++++ Texto mostrado ++++

Hijo de una familia humilde de músicos, su padre le obsequió con su primer acordeón cuando tenía nueve años. Ya con diecisiete, tras pasar por la única escuela que ha conocido, la de música, Ilie se había convertido en un disciplinado y diestro acordeonista. «Ganaba mucho dinero», recuerda a propósito de sus ajetreados fines de semana junto a su agrupación en bodas y bautizos. «En Rumanía no hay boda sin acordeonista. El músico es un personaje omnipresente en cada parte de la ceremonia, hasta cuando se viste a los novios», asegura despertando la bonanza de la que gozaron él, su mujer y sus cuatro hijos.
Con el acordeón en una mano y susodicho armatoste en la otra, Ilie Gheorge abandona todos los días su hogar e invierte siete horas del día poniendo banda sonora a las inmediaciones de El Corte Inglés. Con solo una mirada cómplice que algunos colegas africanos le lanzan desde lo lejos, el veterano ambulante logra hacerse un hueco entre paraguas, camisetas de Messi y la puerta de los grandes almacenes, rebosante en fechas navideñas. «Consigo entre 40 y 50 € al día», calcula introduciendo las primeras monedas recaudadas en su riñonera y encendiendo un cigarrillo.

++++ Datos mostrados ++++

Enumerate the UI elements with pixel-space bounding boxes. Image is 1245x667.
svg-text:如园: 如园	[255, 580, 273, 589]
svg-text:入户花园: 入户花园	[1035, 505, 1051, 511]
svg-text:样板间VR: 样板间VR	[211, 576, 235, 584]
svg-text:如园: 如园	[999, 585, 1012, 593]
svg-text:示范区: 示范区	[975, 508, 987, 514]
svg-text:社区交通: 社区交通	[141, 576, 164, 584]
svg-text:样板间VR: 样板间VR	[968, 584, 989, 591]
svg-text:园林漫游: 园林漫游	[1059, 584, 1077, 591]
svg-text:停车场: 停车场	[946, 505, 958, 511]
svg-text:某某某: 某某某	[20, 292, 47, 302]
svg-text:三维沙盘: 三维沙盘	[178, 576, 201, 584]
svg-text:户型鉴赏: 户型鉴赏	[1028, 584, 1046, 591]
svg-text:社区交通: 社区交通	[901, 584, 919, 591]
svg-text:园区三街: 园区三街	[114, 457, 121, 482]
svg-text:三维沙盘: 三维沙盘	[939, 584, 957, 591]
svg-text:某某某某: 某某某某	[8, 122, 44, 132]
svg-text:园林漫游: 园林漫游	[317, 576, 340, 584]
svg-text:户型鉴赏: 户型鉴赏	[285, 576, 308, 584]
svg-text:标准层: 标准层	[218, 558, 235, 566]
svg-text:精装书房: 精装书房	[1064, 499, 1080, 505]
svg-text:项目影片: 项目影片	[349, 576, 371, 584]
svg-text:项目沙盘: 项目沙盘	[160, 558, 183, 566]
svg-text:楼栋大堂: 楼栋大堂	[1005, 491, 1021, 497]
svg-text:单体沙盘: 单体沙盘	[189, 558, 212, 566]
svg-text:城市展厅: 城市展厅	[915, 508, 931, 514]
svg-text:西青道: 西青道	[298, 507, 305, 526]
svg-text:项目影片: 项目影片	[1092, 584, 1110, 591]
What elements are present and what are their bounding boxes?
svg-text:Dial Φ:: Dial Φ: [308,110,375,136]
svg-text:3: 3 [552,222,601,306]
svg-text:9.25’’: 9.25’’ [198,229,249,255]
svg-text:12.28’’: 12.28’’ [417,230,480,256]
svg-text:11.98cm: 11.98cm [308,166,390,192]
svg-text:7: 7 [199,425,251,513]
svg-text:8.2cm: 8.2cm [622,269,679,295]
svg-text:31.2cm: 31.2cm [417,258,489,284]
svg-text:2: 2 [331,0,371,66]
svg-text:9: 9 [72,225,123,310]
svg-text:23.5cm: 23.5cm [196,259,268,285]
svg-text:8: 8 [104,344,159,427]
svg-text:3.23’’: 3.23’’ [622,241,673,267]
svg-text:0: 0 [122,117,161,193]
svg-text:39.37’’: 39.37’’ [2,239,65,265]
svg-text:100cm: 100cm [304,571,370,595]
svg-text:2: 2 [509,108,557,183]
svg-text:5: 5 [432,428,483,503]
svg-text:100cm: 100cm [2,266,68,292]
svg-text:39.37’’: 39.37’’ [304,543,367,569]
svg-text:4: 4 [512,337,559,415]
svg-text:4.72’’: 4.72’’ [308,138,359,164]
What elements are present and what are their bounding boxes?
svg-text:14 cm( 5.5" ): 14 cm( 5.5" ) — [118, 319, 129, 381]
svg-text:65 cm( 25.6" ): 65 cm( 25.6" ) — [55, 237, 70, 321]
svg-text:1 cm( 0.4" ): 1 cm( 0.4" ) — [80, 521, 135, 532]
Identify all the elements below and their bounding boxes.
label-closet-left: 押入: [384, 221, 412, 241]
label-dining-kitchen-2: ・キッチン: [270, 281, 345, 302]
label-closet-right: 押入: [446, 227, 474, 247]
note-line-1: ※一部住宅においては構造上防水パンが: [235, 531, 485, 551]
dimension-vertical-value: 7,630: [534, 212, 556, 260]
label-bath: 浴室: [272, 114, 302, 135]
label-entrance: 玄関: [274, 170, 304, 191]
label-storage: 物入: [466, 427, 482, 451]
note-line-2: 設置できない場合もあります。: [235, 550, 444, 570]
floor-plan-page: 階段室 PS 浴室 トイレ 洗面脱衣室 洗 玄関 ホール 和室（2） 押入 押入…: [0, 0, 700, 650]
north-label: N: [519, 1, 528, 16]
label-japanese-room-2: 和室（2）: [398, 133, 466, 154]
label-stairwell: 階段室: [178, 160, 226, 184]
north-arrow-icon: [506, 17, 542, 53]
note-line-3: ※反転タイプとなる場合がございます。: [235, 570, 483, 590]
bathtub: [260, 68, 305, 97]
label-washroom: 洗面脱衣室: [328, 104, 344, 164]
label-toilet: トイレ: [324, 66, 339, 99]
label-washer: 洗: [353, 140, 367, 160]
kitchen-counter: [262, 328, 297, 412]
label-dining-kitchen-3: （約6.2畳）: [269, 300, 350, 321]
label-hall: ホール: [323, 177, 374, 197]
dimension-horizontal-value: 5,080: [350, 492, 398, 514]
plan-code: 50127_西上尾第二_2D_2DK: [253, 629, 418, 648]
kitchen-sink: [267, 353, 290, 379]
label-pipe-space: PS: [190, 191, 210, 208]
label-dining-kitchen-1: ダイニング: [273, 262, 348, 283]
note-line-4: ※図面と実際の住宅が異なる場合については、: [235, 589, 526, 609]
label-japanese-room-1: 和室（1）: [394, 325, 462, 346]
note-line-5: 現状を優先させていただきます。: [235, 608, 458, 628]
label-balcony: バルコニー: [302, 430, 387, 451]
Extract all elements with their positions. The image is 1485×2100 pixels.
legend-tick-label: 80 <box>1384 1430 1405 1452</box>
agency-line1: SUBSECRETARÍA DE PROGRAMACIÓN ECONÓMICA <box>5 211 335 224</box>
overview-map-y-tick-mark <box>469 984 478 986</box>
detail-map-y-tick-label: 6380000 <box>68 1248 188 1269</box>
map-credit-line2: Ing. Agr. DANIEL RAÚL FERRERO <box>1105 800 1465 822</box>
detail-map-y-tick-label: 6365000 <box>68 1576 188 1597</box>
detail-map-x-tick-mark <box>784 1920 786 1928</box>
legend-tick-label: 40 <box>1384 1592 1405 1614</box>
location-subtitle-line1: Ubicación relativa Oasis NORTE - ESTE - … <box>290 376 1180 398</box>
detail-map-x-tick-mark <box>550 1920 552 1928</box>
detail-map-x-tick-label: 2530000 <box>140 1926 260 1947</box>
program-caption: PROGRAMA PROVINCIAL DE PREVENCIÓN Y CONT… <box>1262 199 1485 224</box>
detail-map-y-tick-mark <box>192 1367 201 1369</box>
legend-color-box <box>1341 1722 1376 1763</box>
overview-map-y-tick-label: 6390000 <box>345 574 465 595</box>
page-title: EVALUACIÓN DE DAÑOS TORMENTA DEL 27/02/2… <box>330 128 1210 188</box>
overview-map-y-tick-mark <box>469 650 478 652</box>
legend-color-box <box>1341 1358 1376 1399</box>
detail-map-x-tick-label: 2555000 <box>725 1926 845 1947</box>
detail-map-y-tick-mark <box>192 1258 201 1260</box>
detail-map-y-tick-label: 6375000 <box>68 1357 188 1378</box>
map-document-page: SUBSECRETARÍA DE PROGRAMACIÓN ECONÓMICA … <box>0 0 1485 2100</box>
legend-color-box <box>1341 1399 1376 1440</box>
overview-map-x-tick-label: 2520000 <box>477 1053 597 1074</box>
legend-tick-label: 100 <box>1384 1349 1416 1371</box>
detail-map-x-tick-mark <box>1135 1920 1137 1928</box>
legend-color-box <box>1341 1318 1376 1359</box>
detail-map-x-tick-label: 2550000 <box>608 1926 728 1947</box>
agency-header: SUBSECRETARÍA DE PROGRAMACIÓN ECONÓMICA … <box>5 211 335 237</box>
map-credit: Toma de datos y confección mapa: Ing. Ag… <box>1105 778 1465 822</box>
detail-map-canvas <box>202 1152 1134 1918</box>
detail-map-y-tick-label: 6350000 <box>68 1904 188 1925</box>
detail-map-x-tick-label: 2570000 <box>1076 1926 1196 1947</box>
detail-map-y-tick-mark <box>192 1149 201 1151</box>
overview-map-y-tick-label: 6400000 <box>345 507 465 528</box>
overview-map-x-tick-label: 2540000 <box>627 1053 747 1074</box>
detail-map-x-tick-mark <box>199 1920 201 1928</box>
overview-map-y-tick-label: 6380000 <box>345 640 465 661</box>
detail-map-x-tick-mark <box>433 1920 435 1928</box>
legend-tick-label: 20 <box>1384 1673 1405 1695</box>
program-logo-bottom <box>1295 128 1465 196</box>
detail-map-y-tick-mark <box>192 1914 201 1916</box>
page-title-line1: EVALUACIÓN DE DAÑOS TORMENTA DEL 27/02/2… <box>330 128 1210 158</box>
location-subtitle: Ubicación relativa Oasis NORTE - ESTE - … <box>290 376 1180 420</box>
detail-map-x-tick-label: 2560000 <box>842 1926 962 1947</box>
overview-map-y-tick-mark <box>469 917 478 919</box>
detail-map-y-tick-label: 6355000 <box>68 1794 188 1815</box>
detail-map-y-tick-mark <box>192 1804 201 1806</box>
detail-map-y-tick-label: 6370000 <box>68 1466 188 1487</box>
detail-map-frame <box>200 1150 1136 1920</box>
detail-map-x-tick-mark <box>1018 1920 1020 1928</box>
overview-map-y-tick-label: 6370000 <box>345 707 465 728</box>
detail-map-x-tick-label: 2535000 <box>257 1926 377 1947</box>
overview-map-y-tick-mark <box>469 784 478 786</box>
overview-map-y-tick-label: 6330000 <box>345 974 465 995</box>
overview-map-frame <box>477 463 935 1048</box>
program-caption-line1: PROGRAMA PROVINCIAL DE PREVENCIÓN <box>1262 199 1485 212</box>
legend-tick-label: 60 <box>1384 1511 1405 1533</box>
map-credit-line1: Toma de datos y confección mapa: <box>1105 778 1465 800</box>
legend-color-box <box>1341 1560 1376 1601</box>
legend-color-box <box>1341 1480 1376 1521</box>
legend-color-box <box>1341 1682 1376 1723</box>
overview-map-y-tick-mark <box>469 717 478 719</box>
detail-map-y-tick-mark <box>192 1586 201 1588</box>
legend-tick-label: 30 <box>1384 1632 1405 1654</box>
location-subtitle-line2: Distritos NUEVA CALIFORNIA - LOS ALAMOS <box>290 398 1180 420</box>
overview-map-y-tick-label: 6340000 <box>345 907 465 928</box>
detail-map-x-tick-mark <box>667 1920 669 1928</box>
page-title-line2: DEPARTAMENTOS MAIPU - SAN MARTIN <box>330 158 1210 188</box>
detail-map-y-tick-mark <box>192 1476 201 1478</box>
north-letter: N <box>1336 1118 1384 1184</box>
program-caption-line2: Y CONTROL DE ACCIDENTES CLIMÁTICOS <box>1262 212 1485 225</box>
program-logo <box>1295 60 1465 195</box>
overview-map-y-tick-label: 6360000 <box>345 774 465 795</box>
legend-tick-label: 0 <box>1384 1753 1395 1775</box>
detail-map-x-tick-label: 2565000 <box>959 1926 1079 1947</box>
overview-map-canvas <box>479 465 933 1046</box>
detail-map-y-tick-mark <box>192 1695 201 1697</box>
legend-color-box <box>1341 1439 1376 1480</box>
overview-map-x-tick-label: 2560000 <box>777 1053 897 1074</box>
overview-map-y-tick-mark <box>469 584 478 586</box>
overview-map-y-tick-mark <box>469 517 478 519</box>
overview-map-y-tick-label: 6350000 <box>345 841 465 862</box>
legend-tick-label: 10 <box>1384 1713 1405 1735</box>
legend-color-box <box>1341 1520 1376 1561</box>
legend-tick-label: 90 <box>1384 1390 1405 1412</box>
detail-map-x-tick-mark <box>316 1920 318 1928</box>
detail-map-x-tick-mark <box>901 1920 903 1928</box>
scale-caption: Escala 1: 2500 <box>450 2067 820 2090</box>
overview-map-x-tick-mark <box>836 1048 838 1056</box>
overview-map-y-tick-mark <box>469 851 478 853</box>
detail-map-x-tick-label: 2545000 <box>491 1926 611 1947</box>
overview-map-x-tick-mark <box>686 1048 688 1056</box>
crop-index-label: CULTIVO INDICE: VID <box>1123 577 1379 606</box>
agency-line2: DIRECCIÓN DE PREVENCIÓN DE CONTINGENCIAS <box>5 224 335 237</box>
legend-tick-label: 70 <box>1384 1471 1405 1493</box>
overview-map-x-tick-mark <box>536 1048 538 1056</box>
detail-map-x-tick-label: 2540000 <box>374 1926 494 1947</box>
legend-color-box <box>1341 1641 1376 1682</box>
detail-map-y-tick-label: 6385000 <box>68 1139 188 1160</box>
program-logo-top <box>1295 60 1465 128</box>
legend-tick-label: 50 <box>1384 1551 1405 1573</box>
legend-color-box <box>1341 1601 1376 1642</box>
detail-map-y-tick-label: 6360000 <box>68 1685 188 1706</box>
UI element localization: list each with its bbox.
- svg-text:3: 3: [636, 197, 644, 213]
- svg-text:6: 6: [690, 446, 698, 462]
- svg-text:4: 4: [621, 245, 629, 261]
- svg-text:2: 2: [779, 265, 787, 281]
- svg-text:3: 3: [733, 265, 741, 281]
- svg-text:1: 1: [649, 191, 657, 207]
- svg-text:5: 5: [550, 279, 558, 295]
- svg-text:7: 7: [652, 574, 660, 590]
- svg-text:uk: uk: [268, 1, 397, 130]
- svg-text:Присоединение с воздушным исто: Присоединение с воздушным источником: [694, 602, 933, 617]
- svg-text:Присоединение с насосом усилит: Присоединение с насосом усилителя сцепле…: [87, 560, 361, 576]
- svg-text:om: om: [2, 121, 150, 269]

++++

_Planteamiento_
Indique si cada afirmación concuerda con el texto sobre Ilie Gheorge, respondiendo sí o no y citando literalmente las palabras del texto que lo deciden: (a) Ilie recibió su primer acordeón de su padre a los nueve años. (b) Ilie estudió en varias escuelas además de la de música. (c) Ilie toca siete horas al día en las inmediaciones de El Corte Inglés.

_Respuesta esperada_
(a) Sí: «su padre le obsequió con su primer acordeón cuando tenía nueve años».
(b) No: «tras pasar por la única escuela que ha conocido, la de música».
(c) Sí: «invierte siete horas del día poniendo banda sonora a las inmediaciones de El Corte Inglés».